● Data entries
----------

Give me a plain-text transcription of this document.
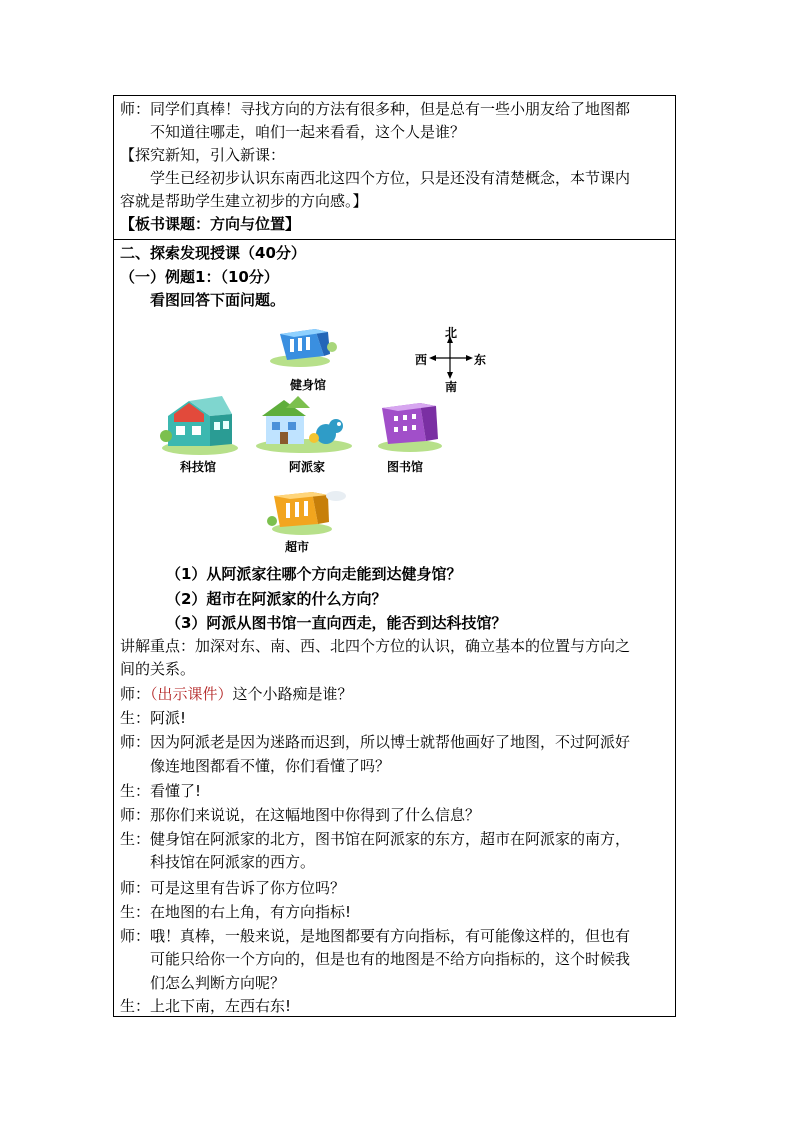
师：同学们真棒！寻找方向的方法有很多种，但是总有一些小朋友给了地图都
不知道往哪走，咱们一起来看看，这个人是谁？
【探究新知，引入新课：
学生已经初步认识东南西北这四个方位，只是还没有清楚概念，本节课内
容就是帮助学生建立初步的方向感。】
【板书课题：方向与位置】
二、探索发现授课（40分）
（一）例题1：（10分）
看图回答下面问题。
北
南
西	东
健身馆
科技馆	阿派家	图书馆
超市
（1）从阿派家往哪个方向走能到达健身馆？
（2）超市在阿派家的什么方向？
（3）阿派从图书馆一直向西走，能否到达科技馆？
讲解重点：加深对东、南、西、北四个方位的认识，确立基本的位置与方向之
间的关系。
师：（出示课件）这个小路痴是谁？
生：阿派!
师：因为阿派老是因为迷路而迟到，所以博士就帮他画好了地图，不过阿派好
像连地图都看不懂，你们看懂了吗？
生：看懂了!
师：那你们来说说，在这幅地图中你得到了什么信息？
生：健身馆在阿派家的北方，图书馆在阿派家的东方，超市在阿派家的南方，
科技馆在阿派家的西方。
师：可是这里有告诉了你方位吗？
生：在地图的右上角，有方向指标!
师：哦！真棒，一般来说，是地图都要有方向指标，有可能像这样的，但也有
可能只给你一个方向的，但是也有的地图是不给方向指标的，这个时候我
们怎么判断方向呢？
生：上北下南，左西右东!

----------

● WRITTEN INSTRUCTION
Return the entries unchanged, save for the pictures, which do not belong in the copy.

● RESULT FOR THIS EXERCISE
Give me a plain-text transcription of this document.
师：同学们真棒！寻找方向的方法有很多种，但是总有一些小朋友给了地图都
不知道往哪走，咱们一起来看看，这个人是谁？
【探究新知，引入新课：
学生已经初步认识东南西北这四个方位，只是还没有清楚概念，本节课内
容就是帮助学生建立初步的方向感。】
【板书课题：方向与位置】
二、探索发现授课（40分）
（一）例题1：（10分）
看图回答下面问题。
北
南
西	东
健身馆
科技馆	阿派家	图书馆
超市
（1）从阿派家往哪个方向走能到达健身馆？
（2）超市在阿派家的什么方向？
（3）阿派从图书馆一直向西走，能否到达科技馆？
讲解重点：加深对东、南、西、北四个方位的认识，确立基本的位置与方向之
间的关系。
师：（出示课件）这个小路痴是谁？
生：阿派!
师：因为阿派老是因为迷路而迟到，所以博士就帮他画好了地图，不过阿派好
像连地图都看不懂，你们看懂了吗？
生：看懂了!
师：那你们来说说，在这幅地图中你得到了什么信息？
生：健身馆在阿派家的北方，图书馆在阿派家的东方，超市在阿派家的南方，
科技馆在阿派家的西方。
师：可是这里有告诉了你方位吗？
生：在地图的右上角，有方向指标!
师：哦！真棒，一般来说，是地图都要有方向指标，有可能像这样的，但也有
可能只给你一个方向的，但是也有的地图是不给方向指标的，这个时候我
们怎么判断方向呢？
生：上北下南，左西右东!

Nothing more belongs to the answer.